__GOAL__: Every line below that contains "values" is to be copied.

__SUPPLIED RECORDS__:
══════════

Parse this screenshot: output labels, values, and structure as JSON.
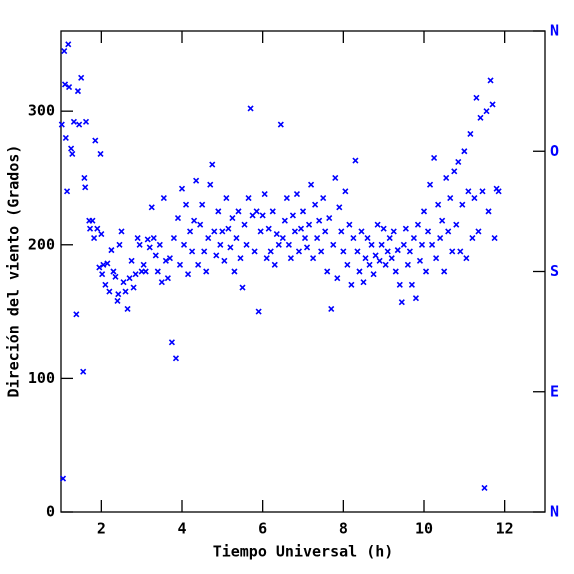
{
  "chart_data": {
    "type": "scatter",
    "x_label": "Tiempo Universal (h)",
    "y_label": "Direción del viento (Grados)",
    "color": "#0000ff",
    "xlim": [
      1,
      13
    ],
    "xticks": [
      2,
      4,
      6,
      8,
      10,
      12
    ],
    "ylim": [
      0,
      360
    ],
    "yticks": [
      0,
      100,
      200,
      300
    ],
    "y2lim": [
      0,
      360
    ],
    "y2ticks": [
      {
        "value": 0,
        "label": "N"
      },
      {
        "value": 90,
        "label": "E"
      },
      {
        "value": 180,
        "label": "S"
      },
      {
        "value": 270,
        "label": "O"
      },
      {
        "value": 360,
        "label": "N"
      }
    ],
    "x": [
      1.02,
      1.05,
      1.08,
      1.1,
      1.12,
      1.15,
      1.18,
      1.2,
      1.25,
      1.28,
      1.32,
      1.38,
      1.42,
      1.45,
      1.5,
      1.55,
      1.58,
      1.6,
      1.62,
      1.7,
      1.72,
      1.78,
      1.82,
      1.85,
      1.9,
      1.95,
      1.98,
      2.0,
      2.02,
      2.05,
      2.1,
      2.15,
      2.2,
      2.25,
      2.3,
      2.35,
      2.4,
      2.42,
      2.45,
      2.5,
      2.55,
      2.6,
      2.65,
      2.7,
      2.75,
      2.8,
      2.85,
      2.9,
      2.95,
      3.0,
      3.05,
      3.1,
      3.15,
      3.2,
      3.25,
      3.3,
      3.35,
      3.4,
      3.45,
      3.5,
      3.55,
      3.6,
      3.65,
      3.7,
      3.75,
      3.8,
      3.85,
      3.9,
      3.95,
      4.0,
      4.05,
      4.1,
      4.15,
      4.2,
      4.25,
      4.3,
      4.35,
      4.4,
      4.45,
      4.5,
      4.55,
      4.6,
      4.65,
      4.7,
      4.75,
      4.8,
      4.85,
      4.9,
      4.95,
      5.0,
      5.05,
      5.1,
      5.15,
      5.2,
      5.25,
      5.3,
      5.35,
      5.4,
      5.45,
      5.5,
      5.55,
      5.6,
      5.65,
      5.7,
      5.75,
      5.8,
      5.85,
      5.9,
      5.95,
      6.0,
      6.05,
      6.1,
      6.15,
      6.2,
      6.25,
      6.3,
      6.35,
      6.4,
      6.45,
      6.5,
      6.55,
      6.6,
      6.65,
      6.7,
      6.75,
      6.8,
      6.85,
      6.9,
      6.95,
      7.0,
      7.05,
      7.1,
      7.15,
      7.2,
      7.25,
      7.3,
      7.35,
      7.4,
      7.45,
      7.5,
      7.55,
      7.6,
      7.65,
      7.7,
      7.75,
      7.8,
      7.85,
      7.9,
      7.95,
      8.0,
      8.05,
      8.1,
      8.15,
      8.2,
      8.25,
      8.3,
      8.35,
      8.4,
      8.45,
      8.5,
      8.55,
      8.6,
      8.65,
      8.7,
      8.75,
      8.8,
      8.85,
      8.9,
      8.95,
      9.0,
      9.05,
      9.1,
      9.15,
      9.2,
      9.25,
      9.3,
      9.35,
      9.4,
      9.45,
      9.5,
      9.55,
      9.6,
      9.65,
      9.7,
      9.75,
      9.8,
      9.85,
      9.9,
      9.95,
      10.0,
      10.05,
      10.1,
      10.15,
      10.2,
      10.25,
      10.3,
      10.35,
      10.4,
      10.45,
      10.5,
      10.55,
      10.6,
      10.65,
      10.7,
      10.75,
      10.8,
      10.85,
      10.9,
      10.95,
      11.0,
      11.05,
      11.1,
      11.15,
      11.2,
      11.25,
      11.3,
      11.35,
      11.4,
      11.45,
      11.5,
      11.55,
      11.6,
      11.65,
      11.7,
      11.75,
      11.8,
      11.85
    ],
    "values": [
      290,
      25,
      345,
      320,
      280,
      240,
      350,
      318,
      272,
      268,
      292,
      148,
      315,
      290,
      325,
      105,
      250,
      243,
      292,
      218,
      212,
      218,
      205,
      278,
      212,
      183,
      268,
      208,
      178,
      185,
      170,
      186,
      165,
      196,
      180,
      176,
      158,
      163,
      200,
      210,
      172,
      165,
      152,
      175,
      188,
      168,
      178,
      205,
      200,
      180,
      185,
      180,
      204,
      198,
      228,
      205,
      192,
      180,
      200,
      172,
      235,
      188,
      175,
      190,
      127,
      205,
      115,
      220,
      185,
      242,
      200,
      230,
      178,
      210,
      195,
      218,
      248,
      185,
      215,
      230,
      195,
      180,
      205,
      245,
      260,
      210,
      192,
      225,
      200,
      210,
      188,
      235,
      212,
      198,
      220,
      180,
      205,
      225,
      190,
      168,
      215,
      200,
      235,
      302,
      222,
      195,
      225,
      150,
      210,
      222,
      238,
      190,
      212,
      195,
      225,
      185,
      208,
      200,
      290,
      205,
      218,
      235,
      200,
      190,
      222,
      210,
      238,
      195,
      212,
      225,
      205,
      198,
      215,
      245,
      190,
      230,
      205,
      218,
      195,
      235,
      210,
      180,
      220,
      152,
      200,
      250,
      175,
      228,
      210,
      195,
      240,
      185,
      215,
      170,
      205,
      263,
      195,
      180,
      210,
      172,
      190,
      205,
      185,
      200,
      178,
      192,
      215,
      188,
      200,
      212,
      185,
      195,
      205,
      190,
      210,
      180,
      196,
      170,
      157,
      200,
      212,
      185,
      195,
      170,
      205,
      160,
      215,
      188,
      200,
      225,
      180,
      210,
      245,
      200,
      265,
      190,
      230,
      205,
      218,
      180,
      250,
      210,
      235,
      195,
      255,
      215,
      262,
      195,
      230,
      270,
      190,
      240,
      283,
      205,
      235,
      310,
      210,
      295,
      240,
      18,
      300,
      225,
      323,
      305,
      205,
      242,
      240
    ]
  }
}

══════════

__RESULT OF THIS EXERCISE__:
Parse this screenshot: output labels, values, and structure as JSON.
    "values": [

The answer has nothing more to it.